# START OF Input data
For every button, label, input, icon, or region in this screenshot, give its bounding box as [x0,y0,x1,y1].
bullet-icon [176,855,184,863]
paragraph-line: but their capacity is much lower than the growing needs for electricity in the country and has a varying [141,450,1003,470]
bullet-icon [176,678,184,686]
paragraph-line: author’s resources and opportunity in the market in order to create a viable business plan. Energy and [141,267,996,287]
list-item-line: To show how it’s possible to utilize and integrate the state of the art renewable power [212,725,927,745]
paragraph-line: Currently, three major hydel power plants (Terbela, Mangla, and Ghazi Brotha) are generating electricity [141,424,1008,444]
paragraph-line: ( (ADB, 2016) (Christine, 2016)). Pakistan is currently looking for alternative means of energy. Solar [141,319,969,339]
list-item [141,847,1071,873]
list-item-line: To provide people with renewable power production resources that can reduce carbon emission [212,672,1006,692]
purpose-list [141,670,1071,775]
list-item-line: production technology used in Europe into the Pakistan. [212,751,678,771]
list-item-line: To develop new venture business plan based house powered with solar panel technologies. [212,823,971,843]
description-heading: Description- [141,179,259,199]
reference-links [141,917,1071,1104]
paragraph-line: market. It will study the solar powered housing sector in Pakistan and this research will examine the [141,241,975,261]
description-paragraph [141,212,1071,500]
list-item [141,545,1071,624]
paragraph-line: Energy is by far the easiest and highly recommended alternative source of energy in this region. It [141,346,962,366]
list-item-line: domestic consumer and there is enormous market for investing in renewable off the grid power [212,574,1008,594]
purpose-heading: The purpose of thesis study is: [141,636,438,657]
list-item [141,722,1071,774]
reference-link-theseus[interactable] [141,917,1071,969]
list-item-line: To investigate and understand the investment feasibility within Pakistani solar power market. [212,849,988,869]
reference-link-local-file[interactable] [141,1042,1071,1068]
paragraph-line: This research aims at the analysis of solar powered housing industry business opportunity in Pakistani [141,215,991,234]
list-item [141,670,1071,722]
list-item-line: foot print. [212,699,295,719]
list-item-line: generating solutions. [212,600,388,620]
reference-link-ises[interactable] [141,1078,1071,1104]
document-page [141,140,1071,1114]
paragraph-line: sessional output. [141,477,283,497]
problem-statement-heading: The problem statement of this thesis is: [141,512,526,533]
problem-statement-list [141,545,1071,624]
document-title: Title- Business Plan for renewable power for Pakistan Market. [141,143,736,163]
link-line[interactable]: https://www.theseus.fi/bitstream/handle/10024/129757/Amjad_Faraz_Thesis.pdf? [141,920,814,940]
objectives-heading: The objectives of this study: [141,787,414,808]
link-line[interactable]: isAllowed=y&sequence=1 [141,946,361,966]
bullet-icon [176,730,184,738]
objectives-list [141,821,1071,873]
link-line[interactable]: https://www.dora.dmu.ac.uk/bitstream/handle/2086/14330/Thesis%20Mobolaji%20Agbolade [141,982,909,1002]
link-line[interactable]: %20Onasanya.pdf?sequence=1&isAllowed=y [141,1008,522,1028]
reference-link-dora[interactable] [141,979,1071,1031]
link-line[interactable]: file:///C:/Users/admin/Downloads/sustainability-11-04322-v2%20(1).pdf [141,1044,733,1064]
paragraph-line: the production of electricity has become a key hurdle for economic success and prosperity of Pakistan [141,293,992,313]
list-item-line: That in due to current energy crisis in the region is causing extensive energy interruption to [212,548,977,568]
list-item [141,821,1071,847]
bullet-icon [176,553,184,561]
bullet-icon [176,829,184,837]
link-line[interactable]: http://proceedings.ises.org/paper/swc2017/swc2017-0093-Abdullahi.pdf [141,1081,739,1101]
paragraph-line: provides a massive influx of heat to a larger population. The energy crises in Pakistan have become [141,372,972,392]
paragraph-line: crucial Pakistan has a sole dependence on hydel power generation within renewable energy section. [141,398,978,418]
# END OF Input data
Swap every "bullet-icon" in the items for "bullet-marker" and write the items out again with nothing else changed.

For every button, label, input, icon, or region in this screenshot, give its bounding box as [x0,y0,x1,y1].
bullet-marker [176,855,184,863]
paragraph-line: but their capacity is much lower than the growing needs for electricity in the country and has a varying [141,450,1003,470]
bullet-marker [176,678,184,686]
paragraph-line: author’s resources and opportunity in the market in order to create a viable business plan. Energy and [141,267,996,287]
list-item-line: To show how it’s possible to utilize and integrate the state of the art renewable power [212,725,927,745]
paragraph-line: Currently, three major hydel power plants (Terbela, Mangla, and Ghazi Brotha) are generating electricity [141,424,1008,444]
paragraph-line: ( (ADB, 2016) (Christine, 2016)). Pakistan is currently looking for alternative means of energy. Solar [141,319,969,339]
list-item [141,847,1071,873]
list-item-line: To provide people with renewable power production resources that can reduce carbon emission [212,672,1006,692]
purpose-list [141,670,1071,775]
list-item-line: production technology used in Europe into the Pakistan. [212,751,678,771]
list-item-line: To develop new venture business plan based house powered with solar panel technologies. [212,823,971,843]
description-heading: Description- [141,179,259,199]
reference-links [141,917,1071,1104]
paragraph-line: market. It will study the solar powered housing sector in Pakistan and this research will examine the [141,241,975,261]
description-paragraph [141,212,1071,500]
list-item [141,545,1071,624]
paragraph-line: Energy is by far the easiest and highly recommended alternative source of energy in this region. It [141,346,962,366]
list-item-line: domestic consumer and there is enormous market for investing in renewable off the grid power [212,574,1008,594]
purpose-heading: The purpose of thesis study is: [141,636,438,657]
list-item [141,722,1071,774]
reference-link-theseus[interactable] [141,917,1071,969]
list-item-line: To investigate and understand the investment feasibility within Pakistani solar power market. [212,849,988,869]
reference-link-local-file[interactable] [141,1042,1071,1068]
paragraph-line: This research aims at the analysis of solar powered housing industry business opportunity in Pakistani [141,215,991,234]
list-item [141,670,1071,722]
list-item-line: foot print. [212,699,295,719]
list-item-line: generating solutions. [212,600,388,620]
reference-link-ises[interactable] [141,1078,1071,1104]
document-page [141,140,1071,1114]
paragraph-line: sessional output. [141,477,283,497]
problem-statement-heading: The problem statement of this thesis is: [141,512,526,533]
problem-statement-list [141,545,1071,624]
document-title: Title- Business Plan for renewable power for Pakistan Market. [141,143,736,163]
link-line[interactable]: https://www.theseus.fi/bitstream/handle/10024/129757/Amjad_Faraz_Thesis.pdf? [141,920,814,940]
objectives-heading: The objectives of this study: [141,787,414,808]
link-line[interactable]: isAllowed=y&sequence=1 [141,946,361,966]
bullet-marker [176,730,184,738]
objectives-list [141,821,1071,873]
link-line[interactable]: https://www.dora.dmu.ac.uk/bitstream/handle/2086/14330/Thesis%20Mobolaji%20Agbolade [141,982,909,1002]
link-line[interactable]: %20Onasanya.pdf?sequence=1&isAllowed=y [141,1008,522,1028]
reference-link-dora[interactable] [141,979,1071,1031]
link-line[interactable]: file:///C:/Users/admin/Downloads/sustainability-11-04322-v2%20(1).pdf [141,1044,733,1064]
paragraph-line: the production of electricity has become a key hurdle for economic success and prosperity of Pakistan [141,293,992,313]
list-item-line: That in due to current energy crisis in the region is causing extensive energy interruption to [212,548,977,568]
list-item [141,821,1071,847]
bullet-marker [176,553,184,561]
bullet-marker [176,829,184,837]
link-line[interactable]: http://proceedings.ises.org/paper/swc2017/swc2017-0093-Abdullahi.pdf [141,1081,739,1101]
paragraph-line: provides a massive influx of heat to a larger population. The energy crises in Pakistan have become [141,372,972,392]
paragraph-line: crucial Pakistan has a sole dependence on hydel power generation within renewable energy section. [141,398,978,418]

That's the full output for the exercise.